▶ WHAT IS EXPECTED
Write out the whole listing exactly as it stands.
--- start LISTED ENTRIES ---
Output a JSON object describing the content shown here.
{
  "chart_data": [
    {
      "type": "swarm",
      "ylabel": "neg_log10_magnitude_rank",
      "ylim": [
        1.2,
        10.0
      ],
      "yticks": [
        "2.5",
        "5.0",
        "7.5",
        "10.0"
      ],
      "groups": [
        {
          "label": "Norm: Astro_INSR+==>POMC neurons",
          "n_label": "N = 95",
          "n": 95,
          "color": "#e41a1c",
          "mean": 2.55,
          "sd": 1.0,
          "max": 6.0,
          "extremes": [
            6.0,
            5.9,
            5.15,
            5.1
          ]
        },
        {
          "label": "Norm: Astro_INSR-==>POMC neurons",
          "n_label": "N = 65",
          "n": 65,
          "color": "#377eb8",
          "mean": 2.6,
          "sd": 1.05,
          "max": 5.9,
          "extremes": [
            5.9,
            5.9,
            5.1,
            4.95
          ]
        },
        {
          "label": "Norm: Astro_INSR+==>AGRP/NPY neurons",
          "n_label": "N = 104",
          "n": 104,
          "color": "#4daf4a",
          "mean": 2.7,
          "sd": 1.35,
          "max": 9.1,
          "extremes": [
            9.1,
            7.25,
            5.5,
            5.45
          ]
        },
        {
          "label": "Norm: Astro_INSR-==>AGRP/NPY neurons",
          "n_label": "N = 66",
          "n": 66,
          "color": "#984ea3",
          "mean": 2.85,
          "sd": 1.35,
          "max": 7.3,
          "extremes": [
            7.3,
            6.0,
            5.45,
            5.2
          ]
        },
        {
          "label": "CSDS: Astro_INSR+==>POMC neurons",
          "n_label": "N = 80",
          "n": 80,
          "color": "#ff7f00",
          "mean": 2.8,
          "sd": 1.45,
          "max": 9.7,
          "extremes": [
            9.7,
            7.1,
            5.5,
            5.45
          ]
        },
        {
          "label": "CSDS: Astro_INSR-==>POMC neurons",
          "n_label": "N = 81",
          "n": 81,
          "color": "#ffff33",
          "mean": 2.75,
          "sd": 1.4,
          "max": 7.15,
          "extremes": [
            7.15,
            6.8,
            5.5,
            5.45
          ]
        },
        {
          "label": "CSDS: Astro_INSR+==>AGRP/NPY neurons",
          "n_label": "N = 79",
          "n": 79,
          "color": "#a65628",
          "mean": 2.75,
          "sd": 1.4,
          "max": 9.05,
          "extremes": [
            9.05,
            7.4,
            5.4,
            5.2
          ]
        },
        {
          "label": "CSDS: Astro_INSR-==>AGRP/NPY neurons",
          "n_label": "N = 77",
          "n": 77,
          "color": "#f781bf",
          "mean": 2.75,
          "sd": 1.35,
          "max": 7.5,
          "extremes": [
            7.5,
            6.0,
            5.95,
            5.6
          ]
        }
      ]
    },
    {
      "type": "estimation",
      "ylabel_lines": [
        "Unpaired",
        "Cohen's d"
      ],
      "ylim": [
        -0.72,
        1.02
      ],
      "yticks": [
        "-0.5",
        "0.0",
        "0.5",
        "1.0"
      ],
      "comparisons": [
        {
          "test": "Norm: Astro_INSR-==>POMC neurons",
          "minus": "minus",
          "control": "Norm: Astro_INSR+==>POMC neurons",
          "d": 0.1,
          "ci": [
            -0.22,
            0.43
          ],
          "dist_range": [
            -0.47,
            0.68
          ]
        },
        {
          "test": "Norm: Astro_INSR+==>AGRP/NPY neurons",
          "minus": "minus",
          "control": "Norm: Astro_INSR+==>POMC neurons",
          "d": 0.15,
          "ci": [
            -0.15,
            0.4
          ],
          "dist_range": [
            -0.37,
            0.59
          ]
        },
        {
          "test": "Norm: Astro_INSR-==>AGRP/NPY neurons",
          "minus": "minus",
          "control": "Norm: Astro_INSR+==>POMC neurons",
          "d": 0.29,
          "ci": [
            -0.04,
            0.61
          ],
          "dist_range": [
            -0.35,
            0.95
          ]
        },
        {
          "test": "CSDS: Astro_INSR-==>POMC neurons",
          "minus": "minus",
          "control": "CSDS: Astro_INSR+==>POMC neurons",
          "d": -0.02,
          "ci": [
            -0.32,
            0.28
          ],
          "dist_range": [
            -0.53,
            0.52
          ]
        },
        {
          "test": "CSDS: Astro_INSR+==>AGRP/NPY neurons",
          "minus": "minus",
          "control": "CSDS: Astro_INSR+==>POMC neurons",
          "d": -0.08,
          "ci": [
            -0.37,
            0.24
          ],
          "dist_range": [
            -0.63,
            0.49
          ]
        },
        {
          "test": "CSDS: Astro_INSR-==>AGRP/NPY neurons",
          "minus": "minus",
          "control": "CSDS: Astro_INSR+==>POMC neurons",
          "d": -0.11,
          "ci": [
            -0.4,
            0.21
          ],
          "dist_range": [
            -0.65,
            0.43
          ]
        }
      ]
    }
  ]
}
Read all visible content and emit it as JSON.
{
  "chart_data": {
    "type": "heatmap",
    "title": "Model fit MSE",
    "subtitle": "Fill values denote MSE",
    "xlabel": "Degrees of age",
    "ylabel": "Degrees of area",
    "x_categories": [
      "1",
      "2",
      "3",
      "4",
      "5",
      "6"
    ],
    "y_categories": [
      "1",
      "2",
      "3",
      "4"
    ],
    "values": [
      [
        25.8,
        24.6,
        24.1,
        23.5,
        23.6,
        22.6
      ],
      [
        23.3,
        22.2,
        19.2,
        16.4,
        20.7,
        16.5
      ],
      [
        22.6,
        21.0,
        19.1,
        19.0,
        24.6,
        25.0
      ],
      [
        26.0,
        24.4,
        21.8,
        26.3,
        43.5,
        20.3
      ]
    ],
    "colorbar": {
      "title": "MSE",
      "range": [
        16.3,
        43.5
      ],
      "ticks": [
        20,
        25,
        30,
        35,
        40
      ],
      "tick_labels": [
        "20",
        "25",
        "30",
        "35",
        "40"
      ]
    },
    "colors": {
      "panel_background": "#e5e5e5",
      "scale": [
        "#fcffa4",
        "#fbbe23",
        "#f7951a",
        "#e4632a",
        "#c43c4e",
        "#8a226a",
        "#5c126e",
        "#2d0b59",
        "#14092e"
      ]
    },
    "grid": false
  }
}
--- end LISTED ENTRIES ---
▶ IN RESPONSE
Output a JSON object describing the content shown here.
{
  "chart_data": [
    {
      "type": "swarm",
      "ylabel": "neg_log10_magnitude_rank",
      "ylim": [
        1.2,
        10.0
      ],
      "yticks": [
        "2.5",
        "5.0",
        "7.5",
        "10.0"
      ],
      "groups": [
        {
          "label": "Norm: Astro_INSR+==>POMC neurons",
          "n_label": "N = 95",
          "n": 95,
          "color": "#e41a1c",
          "mean": 2.55,
          "sd": 1.0,
          "max": 6.0,
          "extremes": [
            6.0,
            5.9,
            5.15,
            5.1
          ]
        },
        {
          "label": "Norm: Astro_INSR-==>POMC neurons",
          "n_label": "N = 65",
          "n": 65,
          "color": "#377eb8",
          "mean": 2.6,
          "sd": 1.05,
          "max": 5.9,
          "extremes": [
            5.9,
            5.9,
            5.1,
            4.95
          ]
        },
        {
          "label": "Norm: Astro_INSR+==>AGRP/NPY neurons",
          "n_label": "N = 104",
          "n": 104,
          "color": "#4daf4a",
          "mean": 2.7,
          "sd": 1.35,
          "max": 9.1,
          "extremes": [
            9.1,
            7.25,
            5.5,
            5.45
          ]
        },
        {
          "label": "Norm: Astro_INSR-==>AGRP/NPY neurons",
          "n_label": "N = 66",
          "n": 66,
          "color": "#984ea3",
          "mean": 2.85,
          "sd": 1.35,
          "max": 7.3,
          "extremes": [
            7.3,
            6.0,
            5.45,
            5.2
          ]
        },
        {
          "label": "CSDS: Astro_INSR+==>POMC neurons",
          "n_label": "N = 80",
          "n": 80,
          "color": "#ff7f00",
          "mean": 2.8,
          "sd": 1.45,
          "max": 9.7,
          "extremes": [
            9.7,
            7.1,
            5.5,
            5.45
          ]
        },
        {
          "label": "CSDS: Astro_INSR-==>POMC neurons",
          "n_label": "N = 81",
          "n": 81,
          "color": "#ffff33",
          "mean": 2.75,
          "sd": 1.4,
          "max": 7.15,
          "extremes": [
            7.15,
            6.8,
            5.5,
            5.45
          ]
        },
        {
          "label": "CSDS: Astro_INSR+==>AGRP/NPY neurons",
          "n_label": "N = 79",
          "n": 79,
          "color": "#a65628",
          "mean": 2.75,
          "sd": 1.4,
          "max": 9.05,
          "extremes": [
            9.05,
            7.4,
            5.4,
            5.2
          ]
        },
        {
          "label": "CSDS: Astro_INSR-==>AGRP/NPY neurons",
          "n_label": "N = 77",
          "n": 77,
          "color": "#f781bf",
          "mean": 2.75,
          "sd": 1.35,
          "max": 7.5,
          "extremes": [
            7.5,
            6.0,
            5.95,
            5.6
          ]
        }
      ]
    },
    {
      "type": "estimation",
      "ylabel_lines": [
        "Unpaired",
        "Cohen's d"
      ],
      "ylim": [
        -0.72,
        1.02
      ],
      "yticks": [
        "-0.5",
        "0.0",
        "0.5",
        "1.0"
      ],
      "comparisons": [
        {
          "test": "Norm: Astro_INSR-==>POMC neurons",
          "minus": "minus",
          "control": "Norm: Astro_INSR+==>POMC neurons",
          "d": 0.1,
          "ci": [
            -0.22,
            0.43
          ],
          "dist_range": [
            -0.47,
            0.68
          ]
        },
        {
          "test": "Norm: Astro_INSR+==>AGRP/NPY neurons",
          "minus": "minus",
          "control": "Norm: Astro_INSR+==>POMC neurons",
          "d": 0.15,
          "ci": [
            -0.15,
            0.4
          ],
          "dist_range": [
            -0.37,
            0.59
          ]
        },
        {
          "test": "Norm: Astro_INSR-==>AGRP/NPY neurons",
          "minus": "minus",
          "control": "Norm: Astro_INSR+==>POMC neurons",
          "d": 0.29,
          "ci": [
            -0.04,
            0.61
          ],
          "dist_range": [
            -0.35,
            0.95
          ]
        },
        {
          "test": "CSDS: Astro_INSR-==>POMC neurons",
          "minus": "minus",
          "control": "CSDS: Astro_INSR+==>POMC neurons",
          "d": -0.02,
          "ci": [
            -0.32,
            0.28
          ],
          "dist_range": [
            -0.53,
            0.52
          ]
        },
        {
          "test": "CSDS: Astro_INSR+==>AGRP/NPY neurons",
          "minus": "minus",
          "control": "CSDS: Astro_INSR+==>POMC neurons",
          "d": -0.08,
          "ci": [
            -0.37,
            0.24
          ],
          "dist_range": [
            -0.63,
            0.49
          ]
        },
        {
          "test": "CSDS: Astro_INSR-==>AGRP/NPY neurons",
          "minus": "minus",
          "control": "CSDS: Astro_INSR+==>POMC neurons",
          "d": -0.11,
          "ci": [
            -0.4,
            0.21
          ],
          "dist_range": [
            -0.65,
            0.43
          ]
        }
      ]
    }
  ]
}
Read all visible content and emit it as JSON.
{
  "chart_data": {
    "type": "heatmap",
    "title": "Model fit MSE",
    "subtitle": "Fill values denote MSE",
    "xlabel": "Degrees of age",
    "ylabel": "Degrees of area",
    "x_categories": [
      "1",
      "2",
      "3",
      "4",
      "5",
      "6"
    ],
    "y_categories": [
      "1",
      "2",
      "3",
      "4"
    ],
    "values": [
      [
        25.8,
        24.6,
        24.1,
        23.5,
        23.6,
        22.6
      ],
      [
        23.3,
        22.2,
        19.2,
        16.4,
        20.7,
        16.5
      ],
      [
        22.6,
        21.0,
        19.1,
        19.0,
        24.6,
        25.0
      ],
      [
        26.0,
        24.4,
        21.8,
        26.3,
        43.5,
        20.3
      ]
    ],
    "colorbar": {
      "title": "MSE",
      "range": [
        16.3,
        43.5
      ],
      "ticks": [
        20,
        25,
        30,
        35,
        40
      ],
      "tick_labels": [
        "20",
        "25",
        "30",
        "35",
        "40"
      ]
    },
    "colors": {
      "panel_background": "#e5e5e5",
      "scale": [
        "#fcffa4",
        "#fbbe23",
        "#f7951a",
        "#e4632a",
        "#c43c4e",
        "#8a226a",
        "#5c126e",
        "#2d0b59",
        "#14092e"
      ]
    },
    "grid": false
  }
}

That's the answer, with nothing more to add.